**Exercise instructions**
Drop every picture and give the entries back exactly.

--- Source material ---

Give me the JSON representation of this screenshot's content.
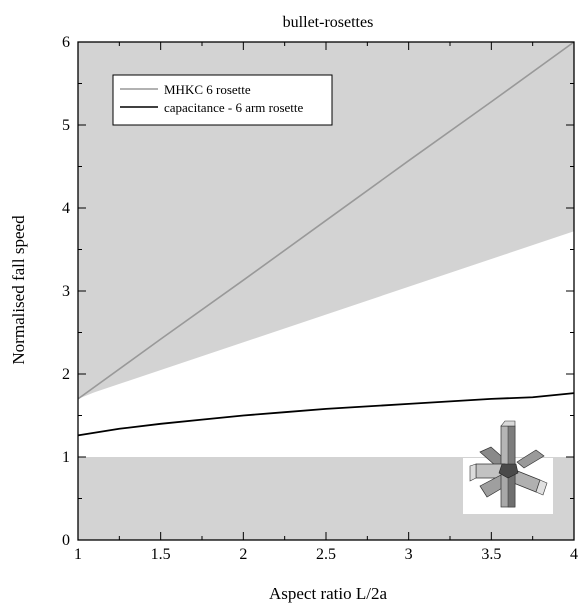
{
  "chart_data": {
    "type": "line",
    "title": "bullet-rosettes",
    "xlabel": "Aspect ratio L/2a",
    "ylabel": "Normalised fall speed",
    "xlim": [
      1,
      4
    ],
    "ylim": [
      0,
      6
    ],
    "xticks": [
      1,
      1.5,
      2,
      2.5,
      3,
      3.5,
      4
    ],
    "xtick_labels": [
      "1",
      "1.5",
      "2",
      "2.5",
      "3",
      "3.5",
      "4"
    ],
    "yticks": [
      0,
      1,
      2,
      3,
      4,
      5,
      6
    ],
    "ytick_labels": [
      "0",
      "1",
      "2",
      "3",
      "4",
      "5",
      "6"
    ],
    "grid": false,
    "legend_position": "top-left",
    "series": [
      {
        "name": "MHKC 6 rosette",
        "color": "#999999",
        "x": [
          1,
          1.5,
          2,
          2.5,
          3,
          3.5,
          4
        ],
        "y": [
          1.7,
          2.42,
          3.13,
          3.85,
          4.57,
          5.28,
          6.0
        ]
      },
      {
        "name": "capacitance - 6 arm rosette",
        "color": "#000000",
        "x": [
          1,
          1.25,
          1.5,
          1.75,
          2,
          2.25,
          2.5,
          2.75,
          3,
          3.25,
          3.5,
          3.75,
          4
        ],
        "y": [
          1.26,
          1.34,
          1.4,
          1.45,
          1.5,
          1.54,
          1.58,
          1.61,
          1.64,
          1.67,
          1.7,
          1.72,
          1.77
        ]
      }
    ],
    "shaded_regions": [
      {
        "color": "#d3d3d3",
        "upper": {
          "x": [
            1,
            4
          ],
          "y": [
            6,
            6
          ]
        },
        "lower": {
          "x": [
            1,
            1.1,
            4
          ],
          "y": [
            1.7,
            1.78,
            3.72
          ]
        }
      },
      {
        "color": "#d3d3d3",
        "upper": {
          "x": [
            1,
            4
          ],
          "y": [
            1,
            1
          ]
        },
        "lower": {
          "x": [
            1,
            4
          ],
          "y": [
            0,
            0
          ]
        }
      }
    ],
    "inset": {
      "icon": "bullet-rosette-icon",
      "position": "bottom-right"
    }
  }
}
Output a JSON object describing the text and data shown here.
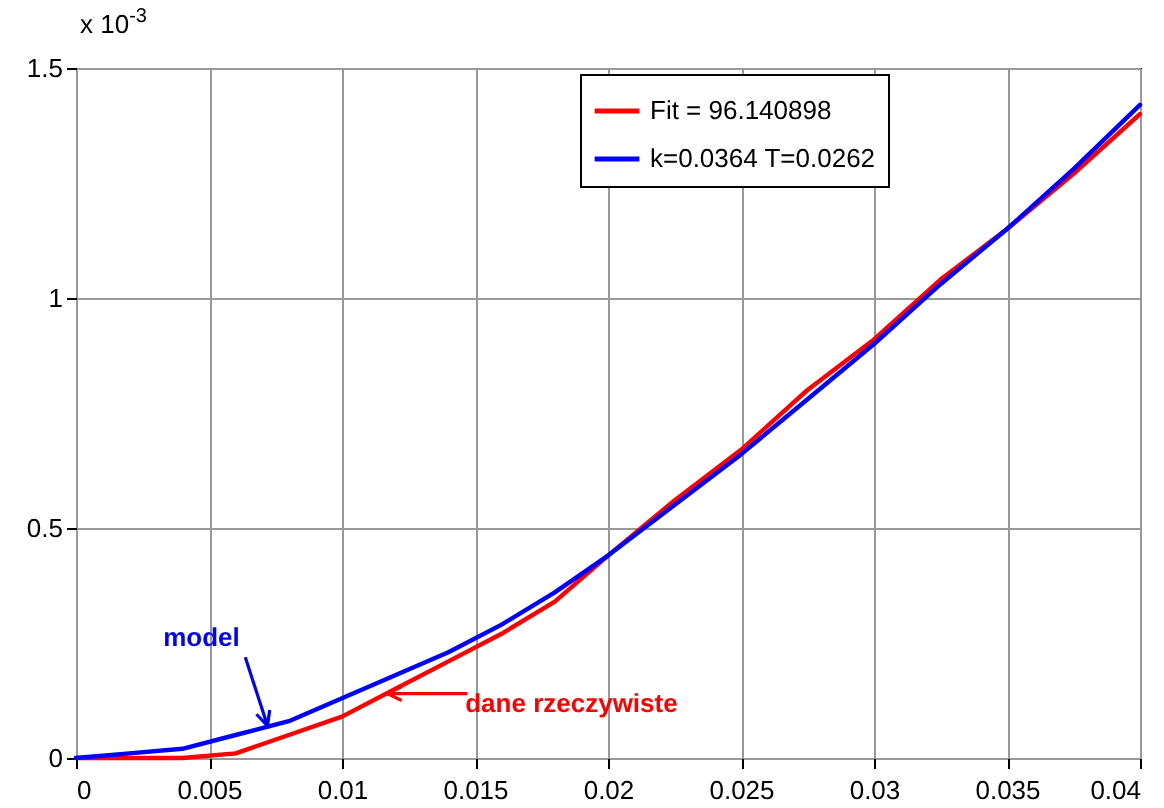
{
  "chart_data": {
    "type": "line",
    "ylabel": "x 10$^{-3}$",
    "xlim": [
      0,
      0.04
    ],
    "xticks": [
      0,
      0.005,
      0.01,
      0.015,
      0.02,
      0.025,
      0.03,
      0.035,
      0.04
    ],
    "ylim": [
      0,
      1.5
    ],
    "yticks": [
      0,
      0.5,
      1,
      1.5
    ],
    "grid": true,
    "legend": "top right",
    "line_style": "solid",
    "x": [
      0,
      0.002,
      0.004,
      0.006,
      0.008,
      0.01,
      0.012,
      0.014,
      0.016,
      0.018,
      0.02,
      0.0225,
      0.025,
      0.0275,
      0.03,
      0.0325,
      0.035,
      0.0375,
      0.04
    ],
    "series": [
      {
        "name": "Fit = 96.140898",
        "color": "#ff0000",
        "values": [
          0,
          0,
          0,
          0.01,
          0.05,
          0.09,
          0.15,
          0.21,
          0.27,
          0.34,
          0.44,
          0.56,
          0.67,
          0.8,
          0.91,
          1.04,
          1.15,
          1.27,
          1.4
        ]
      },
      {
        "name": "k=0.0364 T=0.0262",
        "color": "#0000ff",
        "values": [
          0,
          0.01,
          0.02,
          0.05,
          0.08,
          0.13,
          0.18,
          0.23,
          0.29,
          0.36,
          0.44,
          0.55,
          0.66,
          0.78,
          0.9,
          1.03,
          1.15,
          1.28,
          1.42
        ]
      }
    ],
    "annotations": [
      {
        "text": "dane rzeczywiste",
        "x": 0.0117,
        "y": 0.14
      },
      {
        "text": "model",
        "x": 0.0072,
        "y": 0.07
      }
    ]
  }
}
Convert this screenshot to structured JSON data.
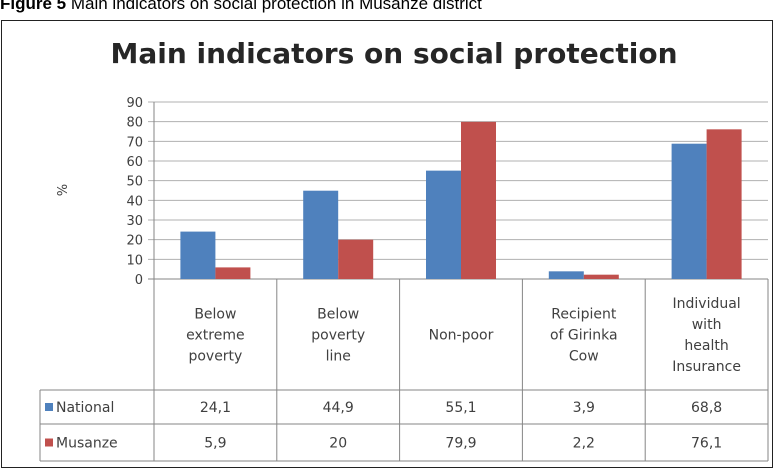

---

**The response**
Give me the JSON representation of this screenshot's content.
{
  "chart_data": {
    "type": "line",
    "title": "bullet-rosettes",
    "xlabel": "Aspect ratio L/2a",
    "ylabel": "Normalised fall speed",
    "xlim": [
      1,
      4
    ],
    "ylim": [
      0,
      6
    ],
    "xticks": [
      1,
      1.5,
      2,
      2.5,
      3,
      3.5,
      4
    ],
    "xtick_labels": [
      "1",
      "1.5",
      "2",
      "2.5",
      "3",
      "3.5",
      "4"
    ],
    "yticks": [
      0,
      1,
      2,
      3,
      4,
      5,
      6
    ],
    "ytick_labels": [
      "0",
      "1",
      "2",
      "3",
      "4",
      "5",
      "6"
    ],
    "grid": false,
    "legend_position": "top-left",
    "series": [
      {
        "name": "MHKC 6 rosette",
        "color": "#999999",
        "x": [
          1,
          1.5,
          2,
          2.5,
          3,
          3.5,
          4
        ],
        "y": [
          1.7,
          2.42,
          3.13,
          3.85,
          4.57,
          5.28,
          6.0
        ]
      },
      {
        "name": "capacitance - 6 arm rosette",
        "color": "#000000",
        "x": [
          1,
          1.25,
          1.5,
          1.75,
          2,
          2.25,
          2.5,
          2.75,
          3,
          3.25,
          3.5,
          3.75,
          4
        ],
        "y": [
          1.26,
          1.34,
          1.4,
          1.45,
          1.5,
          1.54,
          1.58,
          1.61,
          1.64,
          1.67,
          1.7,
          1.72,
          1.77
        ]
      }
    ],
    "shaded_regions": [
      {
        "color": "#d3d3d3",
        "upper": {
          "x": [
            1,
            4
          ],
          "y": [
            6,
            6
          ]
        },
        "lower": {
          "x": [
            1,
            1.1,
            4
          ],
          "y": [
            1.7,
            1.78,
            3.72
          ]
        }
      },
      {
        "color": "#d3d3d3",
        "upper": {
          "x": [
            1,
            4
          ],
          "y": [
            1,
            1
          ]
        },
        "lower": {
          "x": [
            1,
            4
          ],
          "y": [
            0,
            0
          ]
        }
      }
    ],
    "inset": {
      "icon": "bullet-rosette-icon",
      "position": "bottom-right"
    }
  }
}
Output a JSON object describing the text and data shown here.
{
  "chart_data": {
    "type": "line",
    "ylabel": "x 10$^{-3}$",
    "xlim": [
      0,
      0.04
    ],
    "xticks": [
      0,
      0.005,
      0.01,
      0.015,
      0.02,
      0.025,
      0.03,
      0.035,
      0.04
    ],
    "ylim": [
      0,
      1.5
    ],
    "yticks": [
      0,
      0.5,
      1,
      1.5
    ],
    "grid": true,
    "legend": "top right",
    "line_style": "solid",
    "x": [
      0,
      0.002,
      0.004,
      0.006,
      0.008,
      0.01,
      0.012,
      0.014,
      0.016,
      0.018,
      0.02,
      0.0225,
      0.025,
      0.0275,
      0.03,
      0.0325,
      0.035,
      0.0375,
      0.04
    ],
    "series": [
      {
        "name": "Fit = 96.140898",
        "color": "#ff0000",
        "values": [
          0,
          0,
          0,
          0.01,
          0.05,
          0.09,
          0.15,
          0.21,
          0.27,
          0.34,
          0.44,
          0.56,
          0.67,
          0.8,
          0.91,
          1.04,
          1.15,
          1.27,
          1.4
        ]
      },
      {
        "name": "k=0.0364 T=0.0262",
        "color": "#0000ff",
        "values": [
          0,
          0.01,
          0.02,
          0.05,
          0.08,
          0.13,
          0.18,
          0.23,
          0.29,
          0.36,
          0.44,
          0.55,
          0.66,
          0.78,
          0.9,
          1.03,
          1.15,
          1.28,
          1.42
        ]
      }
    ],
    "annotations": [
      {
        "text": "dane rzeczywiste",
        "x": 0.0117,
        "y": 0.14
      },
      {
        "text": "model",
        "x": 0.0072,
        "y": 0.07
      }
    ]
  }
}
Convert this screenshot to structured JSON data.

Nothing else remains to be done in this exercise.